• [Data lines]
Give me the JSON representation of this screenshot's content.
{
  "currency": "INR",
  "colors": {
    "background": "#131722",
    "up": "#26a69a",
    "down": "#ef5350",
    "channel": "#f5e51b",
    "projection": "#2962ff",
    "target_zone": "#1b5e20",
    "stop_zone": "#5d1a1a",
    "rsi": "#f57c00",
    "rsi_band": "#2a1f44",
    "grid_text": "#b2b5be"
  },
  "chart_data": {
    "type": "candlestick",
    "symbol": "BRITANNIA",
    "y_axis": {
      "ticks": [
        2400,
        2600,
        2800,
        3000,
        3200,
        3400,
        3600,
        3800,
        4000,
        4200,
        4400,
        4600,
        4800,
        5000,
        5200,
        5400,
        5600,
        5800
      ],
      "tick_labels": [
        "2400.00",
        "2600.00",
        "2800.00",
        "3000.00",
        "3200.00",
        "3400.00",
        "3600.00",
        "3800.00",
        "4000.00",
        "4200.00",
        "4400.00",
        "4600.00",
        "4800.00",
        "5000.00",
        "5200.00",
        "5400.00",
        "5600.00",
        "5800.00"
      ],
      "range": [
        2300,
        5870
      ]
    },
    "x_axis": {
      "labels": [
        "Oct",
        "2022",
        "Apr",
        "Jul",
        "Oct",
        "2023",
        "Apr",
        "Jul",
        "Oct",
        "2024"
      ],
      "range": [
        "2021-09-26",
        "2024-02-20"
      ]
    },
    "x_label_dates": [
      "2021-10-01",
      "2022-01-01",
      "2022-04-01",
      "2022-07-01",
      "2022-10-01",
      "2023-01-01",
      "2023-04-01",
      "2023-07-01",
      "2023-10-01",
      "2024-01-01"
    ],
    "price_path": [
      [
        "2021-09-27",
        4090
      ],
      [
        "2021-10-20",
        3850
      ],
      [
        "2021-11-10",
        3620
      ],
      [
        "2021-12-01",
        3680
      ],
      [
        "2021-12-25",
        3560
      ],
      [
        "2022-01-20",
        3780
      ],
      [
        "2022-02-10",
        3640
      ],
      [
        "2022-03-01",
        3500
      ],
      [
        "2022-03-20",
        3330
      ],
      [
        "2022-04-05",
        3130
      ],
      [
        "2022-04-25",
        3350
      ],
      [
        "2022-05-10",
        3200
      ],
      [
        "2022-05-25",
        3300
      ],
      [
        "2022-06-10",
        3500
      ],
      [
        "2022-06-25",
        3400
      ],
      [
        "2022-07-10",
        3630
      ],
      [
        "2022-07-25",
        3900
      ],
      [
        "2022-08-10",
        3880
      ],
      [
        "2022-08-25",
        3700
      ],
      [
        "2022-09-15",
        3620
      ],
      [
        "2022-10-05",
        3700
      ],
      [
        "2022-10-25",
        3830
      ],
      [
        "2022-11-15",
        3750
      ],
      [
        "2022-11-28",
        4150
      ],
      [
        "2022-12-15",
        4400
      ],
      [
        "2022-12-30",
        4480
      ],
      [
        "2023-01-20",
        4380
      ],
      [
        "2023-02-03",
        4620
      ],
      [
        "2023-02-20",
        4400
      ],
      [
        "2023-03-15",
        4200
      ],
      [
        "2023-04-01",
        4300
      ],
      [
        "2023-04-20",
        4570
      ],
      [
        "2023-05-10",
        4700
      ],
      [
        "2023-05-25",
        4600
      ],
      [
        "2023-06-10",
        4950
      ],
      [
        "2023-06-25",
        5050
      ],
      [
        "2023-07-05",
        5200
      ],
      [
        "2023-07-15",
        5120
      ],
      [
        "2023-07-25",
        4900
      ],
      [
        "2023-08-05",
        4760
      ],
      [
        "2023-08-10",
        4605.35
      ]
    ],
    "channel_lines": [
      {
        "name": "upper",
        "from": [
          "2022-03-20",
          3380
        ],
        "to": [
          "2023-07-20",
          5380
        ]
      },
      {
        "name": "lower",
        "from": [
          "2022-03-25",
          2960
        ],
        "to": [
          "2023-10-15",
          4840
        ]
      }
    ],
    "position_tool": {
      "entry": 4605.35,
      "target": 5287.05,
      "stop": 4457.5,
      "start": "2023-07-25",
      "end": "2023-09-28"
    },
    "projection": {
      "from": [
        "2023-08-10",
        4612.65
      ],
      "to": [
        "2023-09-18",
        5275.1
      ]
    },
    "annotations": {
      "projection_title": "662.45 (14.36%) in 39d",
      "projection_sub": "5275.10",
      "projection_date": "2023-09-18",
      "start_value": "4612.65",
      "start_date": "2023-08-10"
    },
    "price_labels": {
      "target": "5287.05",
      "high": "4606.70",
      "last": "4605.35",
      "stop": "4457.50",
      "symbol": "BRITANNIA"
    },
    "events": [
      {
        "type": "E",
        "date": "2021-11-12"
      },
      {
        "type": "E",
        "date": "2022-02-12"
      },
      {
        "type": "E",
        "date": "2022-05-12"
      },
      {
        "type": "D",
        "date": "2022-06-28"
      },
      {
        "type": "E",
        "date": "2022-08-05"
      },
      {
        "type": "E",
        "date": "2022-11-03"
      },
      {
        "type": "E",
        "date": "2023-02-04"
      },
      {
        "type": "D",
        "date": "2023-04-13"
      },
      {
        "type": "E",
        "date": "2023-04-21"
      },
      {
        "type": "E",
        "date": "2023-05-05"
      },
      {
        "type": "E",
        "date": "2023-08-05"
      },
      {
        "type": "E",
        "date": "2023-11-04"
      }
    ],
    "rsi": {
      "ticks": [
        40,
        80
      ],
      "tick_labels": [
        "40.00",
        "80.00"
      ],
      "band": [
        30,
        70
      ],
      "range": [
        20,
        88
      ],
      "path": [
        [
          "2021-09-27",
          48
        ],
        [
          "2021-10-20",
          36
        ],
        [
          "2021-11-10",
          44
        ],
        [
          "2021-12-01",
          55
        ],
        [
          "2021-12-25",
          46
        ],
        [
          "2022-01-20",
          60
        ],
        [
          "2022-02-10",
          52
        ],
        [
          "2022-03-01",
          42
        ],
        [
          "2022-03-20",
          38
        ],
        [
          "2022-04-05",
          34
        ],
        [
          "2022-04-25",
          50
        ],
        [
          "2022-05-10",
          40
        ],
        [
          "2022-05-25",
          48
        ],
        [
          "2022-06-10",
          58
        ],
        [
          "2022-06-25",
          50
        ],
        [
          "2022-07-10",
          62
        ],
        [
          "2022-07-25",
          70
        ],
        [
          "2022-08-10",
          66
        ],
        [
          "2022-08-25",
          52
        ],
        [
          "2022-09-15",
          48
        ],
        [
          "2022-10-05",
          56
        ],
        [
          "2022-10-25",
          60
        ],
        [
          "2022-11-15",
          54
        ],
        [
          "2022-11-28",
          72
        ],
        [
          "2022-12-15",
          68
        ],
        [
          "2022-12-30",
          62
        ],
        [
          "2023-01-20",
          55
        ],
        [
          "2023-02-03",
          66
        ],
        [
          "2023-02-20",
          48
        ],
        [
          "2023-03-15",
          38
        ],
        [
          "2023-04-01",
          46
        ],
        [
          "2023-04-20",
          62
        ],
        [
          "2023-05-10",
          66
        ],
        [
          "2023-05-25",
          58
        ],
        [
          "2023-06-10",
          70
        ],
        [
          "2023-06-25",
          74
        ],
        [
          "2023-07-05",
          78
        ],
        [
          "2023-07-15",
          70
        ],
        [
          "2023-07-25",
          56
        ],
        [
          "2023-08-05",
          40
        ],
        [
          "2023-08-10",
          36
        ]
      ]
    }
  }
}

• [Your objective] Reproduce the material precisely, including every line.

• [Worked answer]
Give me the JSON representation of this screenshot's content.
{
  "currency": "INR",
  "colors": {
    "background": "#131722",
    "up": "#26a69a",
    "down": "#ef5350",
    "channel": "#f5e51b",
    "projection": "#2962ff",
    "target_zone": "#1b5e20",
    "stop_zone": "#5d1a1a",
    "rsi": "#f57c00",
    "rsi_band": "#2a1f44",
    "grid_text": "#b2b5be"
  },
  "chart_data": {
    "type": "candlestick",
    "symbol": "BRITANNIA",
    "y_axis": {
      "ticks": [
        2400,
        2600,
        2800,
        3000,
        3200,
        3400,
        3600,
        3800,
        4000,
        4200,
        4400,
        4600,
        4800,
        5000,
        5200,
        5400,
        5600,
        5800
      ],
      "tick_labels": [
        "2400.00",
        "2600.00",
        "2800.00",
        "3000.00",
        "3200.00",
        "3400.00",
        "3600.00",
        "3800.00",
        "4000.00",
        "4200.00",
        "4400.00",
        "4600.00",
        "4800.00",
        "5000.00",
        "5200.00",
        "5400.00",
        "5600.00",
        "5800.00"
      ],
      "range": [
        2300,
        5870
      ]
    },
    "x_axis": {
      "labels": [
        "Oct",
        "2022",
        "Apr",
        "Jul",
        "Oct",
        "2023",
        "Apr",
        "Jul",
        "Oct",
        "2024"
      ],
      "range": [
        "2021-09-26",
        "2024-02-20"
      ]
    },
    "x_label_dates": [
      "2021-10-01",
      "2022-01-01",
      "2022-04-01",
      "2022-07-01",
      "2022-10-01",
      "2023-01-01",
      "2023-04-01",
      "2023-07-01",
      "2023-10-01",
      "2024-01-01"
    ],
    "price_path": [
      [
        "2021-09-27",
        4090
      ],
      [
        "2021-10-20",
        3850
      ],
      [
        "2021-11-10",
        3620
      ],
      [
        "2021-12-01",
        3680
      ],
      [
        "2021-12-25",
        3560
      ],
      [
        "2022-01-20",
        3780
      ],
      [
        "2022-02-10",
        3640
      ],
      [
        "2022-03-01",
        3500
      ],
      [
        "2022-03-20",
        3330
      ],
      [
        "2022-04-05",
        3130
      ],
      [
        "2022-04-25",
        3350
      ],
      [
        "2022-05-10",
        3200
      ],
      [
        "2022-05-25",
        3300
      ],
      [
        "2022-06-10",
        3500
      ],
      [
        "2022-06-25",
        3400
      ],
      [
        "2022-07-10",
        3630
      ],
      [
        "2022-07-25",
        3900
      ],
      [
        "2022-08-10",
        3880
      ],
      [
        "2022-08-25",
        3700
      ],
      [
        "2022-09-15",
        3620
      ],
      [
        "2022-10-05",
        3700
      ],
      [
        "2022-10-25",
        3830
      ],
      [
        "2022-11-15",
        3750
      ],
      [
        "2022-11-28",
        4150
      ],
      [
        "2022-12-15",
        4400
      ],
      [
        "2022-12-30",
        4480
      ],
      [
        "2023-01-20",
        4380
      ],
      [
        "2023-02-03",
        4620
      ],
      [
        "2023-02-20",
        4400
      ],
      [
        "2023-03-15",
        4200
      ],
      [
        "2023-04-01",
        4300
      ],
      [
        "2023-04-20",
        4570
      ],
      [
        "2023-05-10",
        4700
      ],
      [
        "2023-05-25",
        4600
      ],
      [
        "2023-06-10",
        4950
      ],
      [
        "2023-06-25",
        5050
      ],
      [
        "2023-07-05",
        5200
      ],
      [
        "2023-07-15",
        5120
      ],
      [
        "2023-07-25",
        4900
      ],
      [
        "2023-08-05",
        4760
      ],
      [
        "2023-08-10",
        4605.35
      ]
    ],
    "channel_lines": [
      {
        "name": "upper",
        "from": [
          "2022-03-20",
          3380
        ],
        "to": [
          "2023-07-20",
          5380
        ]
      },
      {
        "name": "lower",
        "from": [
          "2022-03-25",
          2960
        ],
        "to": [
          "2023-10-15",
          4840
        ]
      }
    ],
    "position_tool": {
      "entry": 4605.35,
      "target": 5287.05,
      "stop": 4457.5,
      "start": "2023-07-25",
      "end": "2023-09-28"
    },
    "projection": {
      "from": [
        "2023-08-10",
        4612.65
      ],
      "to": [
        "2023-09-18",
        5275.1
      ]
    },
    "annotations": {
      "projection_title": "662.45 (14.36%) in 39d",
      "projection_sub": "5275.10",
      "projection_date": "2023-09-18",
      "start_value": "4612.65",
      "start_date": "2023-08-10"
    },
    "price_labels": {
      "target": "5287.05",
      "high": "4606.70",
      "last": "4605.35",
      "stop": "4457.50",
      "symbol": "BRITANNIA"
    },
    "events": [
      {
        "type": "E",
        "date": "2021-11-12"
      },
      {
        "type": "E",
        "date": "2022-02-12"
      },
      {
        "type": "E",
        "date": "2022-05-12"
      },
      {
        "type": "D",
        "date": "2022-06-28"
      },
      {
        "type": "E",
        "date": "2022-08-05"
      },
      {
        "type": "E",
        "date": "2022-11-03"
      },
      {
        "type": "E",
        "date": "2023-02-04"
      },
      {
        "type": "D",
        "date": "2023-04-13"
      },
      {
        "type": "E",
        "date": "2023-04-21"
      },
      {
        "type": "E",
        "date": "2023-05-05"
      },
      {
        "type": "E",
        "date": "2023-08-05"
      },
      {
        "type": "E",
        "date": "2023-11-04"
      }
    ],
    "rsi": {
      "ticks": [
        40,
        80
      ],
      "tick_labels": [
        "40.00",
        "80.00"
      ],
      "band": [
        30,
        70
      ],
      "range": [
        20,
        88
      ],
      "path": [
        [
          "2021-09-27",
          48
        ],
        [
          "2021-10-20",
          36
        ],
        [
          "2021-11-10",
          44
        ],
        [
          "2021-12-01",
          55
        ],
        [
          "2021-12-25",
          46
        ],
        [
          "2022-01-20",
          60
        ],
        [
          "2022-02-10",
          52
        ],
        [
          "2022-03-01",
          42
        ],
        [
          "2022-03-20",
          38
        ],
        [
          "2022-04-05",
          34
        ],
        [
          "2022-04-25",
          50
        ],
        [
          "2022-05-10",
          40
        ],
        [
          "2022-05-25",
          48
        ],
        [
          "2022-06-10",
          58
        ],
        [
          "2022-06-25",
          50
        ],
        [
          "2022-07-10",
          62
        ],
        [
          "2022-07-25",
          70
        ],
        [
          "2022-08-10",
          66
        ],
        [
          "2022-08-25",
          52
        ],
        [
          "2022-09-15",
          48
        ],
        [
          "2022-10-05",
          56
        ],
        [
          "2022-10-25",
          60
        ],
        [
          "2022-11-15",
          54
        ],
        [
          "2022-11-28",
          72
        ],
        [
          "2022-12-15",
          68
        ],
        [
          "2022-12-30",
          62
        ],
        [
          "2023-01-20",
          55
        ],
        [
          "2023-02-03",
          66
        ],
        [
          "2023-02-20",
          48
        ],
        [
          "2023-03-15",
          38
        ],
        [
          "2023-04-01",
          46
        ],
        [
          "2023-04-20",
          62
        ],
        [
          "2023-05-10",
          66
        ],
        [
          "2023-05-25",
          58
        ],
        [
          "2023-06-10",
          70
        ],
        [
          "2023-06-25",
          74
        ],
        [
          "2023-07-05",
          78
        ],
        [
          "2023-07-15",
          70
        ],
        [
          "2023-07-25",
          56
        ],
        [
          "2023-08-05",
          40
        ],
        [
          "2023-08-10",
          36
        ]
      ]
    }
  }
}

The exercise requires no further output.